Records to process:

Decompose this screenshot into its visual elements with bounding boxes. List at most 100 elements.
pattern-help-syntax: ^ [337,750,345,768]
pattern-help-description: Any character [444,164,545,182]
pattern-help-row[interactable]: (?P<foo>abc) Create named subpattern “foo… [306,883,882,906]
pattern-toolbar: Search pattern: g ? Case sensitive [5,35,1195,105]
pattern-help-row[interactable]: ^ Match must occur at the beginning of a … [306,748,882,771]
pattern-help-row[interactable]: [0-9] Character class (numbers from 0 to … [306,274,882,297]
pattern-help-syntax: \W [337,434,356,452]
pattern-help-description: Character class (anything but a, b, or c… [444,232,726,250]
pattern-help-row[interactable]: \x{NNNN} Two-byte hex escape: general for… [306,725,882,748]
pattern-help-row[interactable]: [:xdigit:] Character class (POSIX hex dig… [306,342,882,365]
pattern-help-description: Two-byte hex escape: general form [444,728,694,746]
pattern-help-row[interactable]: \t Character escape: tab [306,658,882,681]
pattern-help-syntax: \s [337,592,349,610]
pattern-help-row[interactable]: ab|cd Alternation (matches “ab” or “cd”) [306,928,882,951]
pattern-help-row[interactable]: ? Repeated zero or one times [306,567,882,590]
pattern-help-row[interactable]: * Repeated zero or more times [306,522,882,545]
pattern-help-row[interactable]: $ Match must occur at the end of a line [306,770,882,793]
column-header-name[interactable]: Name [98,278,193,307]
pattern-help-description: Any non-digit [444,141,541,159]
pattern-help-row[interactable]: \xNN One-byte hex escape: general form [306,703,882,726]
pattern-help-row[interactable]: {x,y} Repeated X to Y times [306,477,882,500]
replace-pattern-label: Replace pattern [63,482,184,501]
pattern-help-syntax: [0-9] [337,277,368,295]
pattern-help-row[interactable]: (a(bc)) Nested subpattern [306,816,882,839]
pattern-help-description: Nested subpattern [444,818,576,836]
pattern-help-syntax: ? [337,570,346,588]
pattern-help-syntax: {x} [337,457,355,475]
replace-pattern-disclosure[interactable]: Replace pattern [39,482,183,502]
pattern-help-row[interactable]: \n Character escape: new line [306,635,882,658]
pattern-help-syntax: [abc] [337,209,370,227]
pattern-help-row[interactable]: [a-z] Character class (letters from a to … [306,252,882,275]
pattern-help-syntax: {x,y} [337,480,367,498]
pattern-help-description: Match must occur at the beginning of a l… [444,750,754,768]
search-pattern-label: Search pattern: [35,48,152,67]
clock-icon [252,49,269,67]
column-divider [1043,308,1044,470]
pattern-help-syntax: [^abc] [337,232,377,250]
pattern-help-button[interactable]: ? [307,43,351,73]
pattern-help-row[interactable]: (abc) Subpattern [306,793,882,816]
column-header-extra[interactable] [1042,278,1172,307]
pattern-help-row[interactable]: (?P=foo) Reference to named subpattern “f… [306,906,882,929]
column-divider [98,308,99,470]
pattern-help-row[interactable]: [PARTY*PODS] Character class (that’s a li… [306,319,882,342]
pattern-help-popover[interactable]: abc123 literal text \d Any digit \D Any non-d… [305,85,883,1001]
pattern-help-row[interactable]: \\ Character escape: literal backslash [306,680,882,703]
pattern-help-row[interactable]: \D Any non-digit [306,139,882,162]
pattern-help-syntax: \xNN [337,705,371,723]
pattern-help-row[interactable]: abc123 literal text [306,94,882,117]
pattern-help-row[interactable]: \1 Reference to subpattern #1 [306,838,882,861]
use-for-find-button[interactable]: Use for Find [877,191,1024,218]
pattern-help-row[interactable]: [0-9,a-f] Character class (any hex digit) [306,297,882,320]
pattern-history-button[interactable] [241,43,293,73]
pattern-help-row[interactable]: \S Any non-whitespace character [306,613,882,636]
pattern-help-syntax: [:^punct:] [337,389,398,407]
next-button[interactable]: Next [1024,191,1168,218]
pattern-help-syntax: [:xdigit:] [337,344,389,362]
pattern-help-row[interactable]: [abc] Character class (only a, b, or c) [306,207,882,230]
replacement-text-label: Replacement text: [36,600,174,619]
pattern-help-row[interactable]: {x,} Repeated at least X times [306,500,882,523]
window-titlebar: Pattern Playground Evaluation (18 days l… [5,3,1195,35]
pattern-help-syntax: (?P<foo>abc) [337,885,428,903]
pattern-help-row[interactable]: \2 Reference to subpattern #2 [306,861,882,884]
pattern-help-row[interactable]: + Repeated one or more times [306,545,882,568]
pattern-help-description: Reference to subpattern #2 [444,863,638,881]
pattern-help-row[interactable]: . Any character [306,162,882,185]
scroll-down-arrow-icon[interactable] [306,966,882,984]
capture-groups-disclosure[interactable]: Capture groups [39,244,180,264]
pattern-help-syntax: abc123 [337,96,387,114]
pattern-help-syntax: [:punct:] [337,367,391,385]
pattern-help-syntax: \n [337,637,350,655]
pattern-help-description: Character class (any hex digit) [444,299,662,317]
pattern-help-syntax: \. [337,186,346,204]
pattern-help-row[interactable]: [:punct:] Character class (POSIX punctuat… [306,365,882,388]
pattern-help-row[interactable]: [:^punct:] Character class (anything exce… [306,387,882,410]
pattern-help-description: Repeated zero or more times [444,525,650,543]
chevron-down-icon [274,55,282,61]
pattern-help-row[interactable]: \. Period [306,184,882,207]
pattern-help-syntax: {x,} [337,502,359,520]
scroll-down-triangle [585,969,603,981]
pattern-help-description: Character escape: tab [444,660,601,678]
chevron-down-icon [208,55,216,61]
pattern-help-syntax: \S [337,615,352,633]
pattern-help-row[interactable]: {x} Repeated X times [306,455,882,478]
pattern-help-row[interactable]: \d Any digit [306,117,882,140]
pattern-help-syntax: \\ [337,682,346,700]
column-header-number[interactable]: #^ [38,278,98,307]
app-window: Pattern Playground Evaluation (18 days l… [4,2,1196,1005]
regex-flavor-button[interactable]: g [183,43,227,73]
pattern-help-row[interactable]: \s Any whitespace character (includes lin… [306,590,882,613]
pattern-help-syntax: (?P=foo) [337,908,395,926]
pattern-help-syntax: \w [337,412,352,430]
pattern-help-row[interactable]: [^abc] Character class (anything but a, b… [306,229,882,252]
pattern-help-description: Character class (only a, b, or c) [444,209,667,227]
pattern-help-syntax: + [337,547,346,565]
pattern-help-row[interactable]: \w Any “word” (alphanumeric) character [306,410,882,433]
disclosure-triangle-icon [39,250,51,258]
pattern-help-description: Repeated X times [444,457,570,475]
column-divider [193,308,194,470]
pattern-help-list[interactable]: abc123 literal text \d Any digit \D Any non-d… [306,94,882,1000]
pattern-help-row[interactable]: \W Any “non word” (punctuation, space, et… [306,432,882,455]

Aim of the exercise:
Please print every one of the items above again, word for word and line for line, with nothing changed.

Answer to the exercise:
Decompose this screenshot into its visual elements with bounding boxes. List at most 100 elements.
pattern-help-syntax: ^ [337,750,345,768]
pattern-help-description: Any character [444,164,545,182]
pattern-help-row[interactable]: (?P<foo>abc) Create named subpattern “foo… [306,883,882,906]
pattern-toolbar: Search pattern: g ? Case sensitive [5,35,1195,105]
pattern-help-row[interactable]: ^ Match must occur at the beginning of a … [306,748,882,771]
pattern-help-row[interactable]: [0-9] Character class (numbers from 0 to … [306,274,882,297]
pattern-help-syntax: \W [337,434,356,452]
pattern-help-description: Character class (anything but a, b, or c… [444,232,726,250]
pattern-help-row[interactable]: \x{NNNN} Two-byte hex escape: general for… [306,725,882,748]
pattern-help-row[interactable]: [:xdigit:] Character class (POSIX hex dig… [306,342,882,365]
pattern-help-description: Two-byte hex escape: general form [444,728,694,746]
pattern-help-row[interactable]: \t Character escape: tab [306,658,882,681]
pattern-help-syntax: \s [337,592,349,610]
pattern-help-row[interactable]: ab|cd Alternation (matches “ab” or “cd”) [306,928,882,951]
pattern-help-row[interactable]: ? Repeated zero or one times [306,567,882,590]
pattern-help-row[interactable]: * Repeated zero or more times [306,522,882,545]
pattern-help-row[interactable]: $ Match must occur at the end of a line [306,770,882,793]
column-header-name[interactable]: Name [98,278,193,307]
pattern-help-description: Any non-digit [444,141,541,159]
pattern-help-row[interactable]: \xNN One-byte hex escape: general form [306,703,882,726]
pattern-help-row[interactable]: {x,y} Repeated X to Y times [306,477,882,500]
replace-pattern-label: Replace pattern [63,482,184,501]
pattern-help-syntax: [0-9] [337,277,368,295]
pattern-help-row[interactable]: (a(bc)) Nested subpattern [306,816,882,839]
pattern-help-description: Nested subpattern [444,818,576,836]
pattern-help-syntax: ? [337,570,346,588]
pattern-help-syntax: {x} [337,457,355,475]
replace-pattern-disclosure[interactable]: Replace pattern [39,482,183,502]
pattern-help-row[interactable]: \n Character escape: new line [306,635,882,658]
pattern-help-syntax: [abc] [337,209,370,227]
pattern-help-row[interactable]: [a-z] Character class (letters from a to … [306,252,882,275]
pattern-help-syntax: {x,y} [337,480,367,498]
pattern-help-description: Match must occur at the beginning of a l… [444,750,754,768]
search-pattern-label: Search pattern: [35,48,152,67]
clock-icon [252,49,269,67]
column-divider [1043,308,1044,470]
pattern-help-syntax: [^abc] [337,232,377,250]
pattern-help-button[interactable]: ? [307,43,351,73]
pattern-help-row[interactable]: (abc) Subpattern [306,793,882,816]
column-header-extra[interactable] [1042,278,1172,307]
pattern-help-row[interactable]: (?P=foo) Reference to named subpattern “f… [306,906,882,929]
column-divider [98,308,99,470]
pattern-help-row[interactable]: [PARTY*PODS] Character class (that’s a li… [306,319,882,342]
pattern-help-popover[interactable]: abc123 literal text \d Any digit \D Any non-d… [305,85,883,1001]
pattern-help-row[interactable]: \\ Character escape: literal backslash [306,680,882,703]
pattern-help-row[interactable]: \D Any non-digit [306,139,882,162]
pattern-help-syntax: \xNN [337,705,371,723]
pattern-help-row[interactable]: abc123 literal text [306,94,882,117]
pattern-help-row[interactable]: \1 Reference to subpattern #1 [306,838,882,861]
use-for-find-button[interactable]: Use for Find [877,191,1024,218]
pattern-help-row[interactable]: [0-9,a-f] Character class (any hex digit) [306,297,882,320]
pattern-history-button[interactable] [241,43,293,73]
pattern-help-row[interactable]: \S Any non-whitespace character [306,613,882,636]
pattern-help-syntax: [:^punct:] [337,389,398,407]
next-button[interactable]: Next [1024,191,1168,218]
pattern-help-syntax: [:xdigit:] [337,344,389,362]
pattern-help-row[interactable]: [abc] Character class (only a, b, or c) [306,207,882,230]
replacement-text-label: Replacement text: [36,600,174,619]
pattern-help-row[interactable]: {x,} Repeated at least X times [306,500,882,523]
window-titlebar: Pattern Playground Evaluation (18 days l… [5,3,1195,35]
pattern-help-syntax: (?P<foo>abc) [337,885,428,903]
pattern-help-row[interactable]: \2 Reference to subpattern #2 [306,861,882,884]
pattern-help-row[interactable]: + Repeated one or more times [306,545,882,568]
pattern-help-description: Reference to subpattern #2 [444,863,638,881]
pattern-help-row[interactable]: . Any character [306,162,882,185]
scroll-down-arrow-icon[interactable] [306,966,882,984]
capture-groups-disclosure[interactable]: Capture groups [39,244,180,264]
pattern-help-syntax: abc123 [337,96,387,114]
pattern-help-syntax: [:punct:] [337,367,391,385]
pattern-help-syntax: \n [337,637,350,655]
pattern-help-description: Character class (any hex digit) [444,299,662,317]
pattern-help-syntax: \. [337,186,346,204]
pattern-help-row[interactable]: [:punct:] Character class (POSIX punctuat… [306,365,882,388]
pattern-help-row[interactable]: [:^punct:] Character class (anything exce… [306,387,882,410]
pattern-help-description: Repeated zero or more times [444,525,650,543]
chevron-down-icon [274,55,282,61]
pattern-help-row[interactable]: \. Period [306,184,882,207]
pattern-help-syntax: {x,} [337,502,359,520]
scroll-down-triangle [585,969,603,981]
pattern-help-description: Character escape: tab [444,660,601,678]
chevron-down-icon [208,55,216,61]
pattern-help-syntax: \S [337,615,352,633]
pattern-help-row[interactable]: {x} Repeated X times [306,455,882,478]
pattern-help-row[interactable]: \d Any digit [306,117,882,140]
pattern-help-syntax: \\ [337,682,346,700]
column-header-number[interactable]: #^ [38,278,98,307]
app-window: Pattern Playground Evaluation (18 days l… [4,2,1196,1005]
regex-flavor-button[interactable]: g [183,43,227,73]
pattern-help-row[interactable]: \s Any whitespace character (includes lin… [306,590,882,613]
pattern-help-syntax: (?P=foo) [337,908,395,926]
pattern-help-syntax: \w [337,412,352,430]
pattern-help-row[interactable]: [^abc] Character class (anything but a, b… [306,229,882,252]
pattern-help-description: Character class (only a, b, or c) [444,209,667,227]
pattern-help-syntax: + [337,547,346,565]
pattern-help-row[interactable]: \w Any “word” (alphanumeric) character [306,410,882,433]
disclosure-triangle-icon [39,250,51,258]
pattern-help-description: Repeated X times [444,457,570,475]
column-divider [193,308,194,470]
pattern-help-list[interactable]: abc123 literal text \d Any digit \D Any non-d… [306,94,882,1000]
pattern-help-row[interactable]: \W Any “non word” (punctuation, space, et… [306,432,882,455]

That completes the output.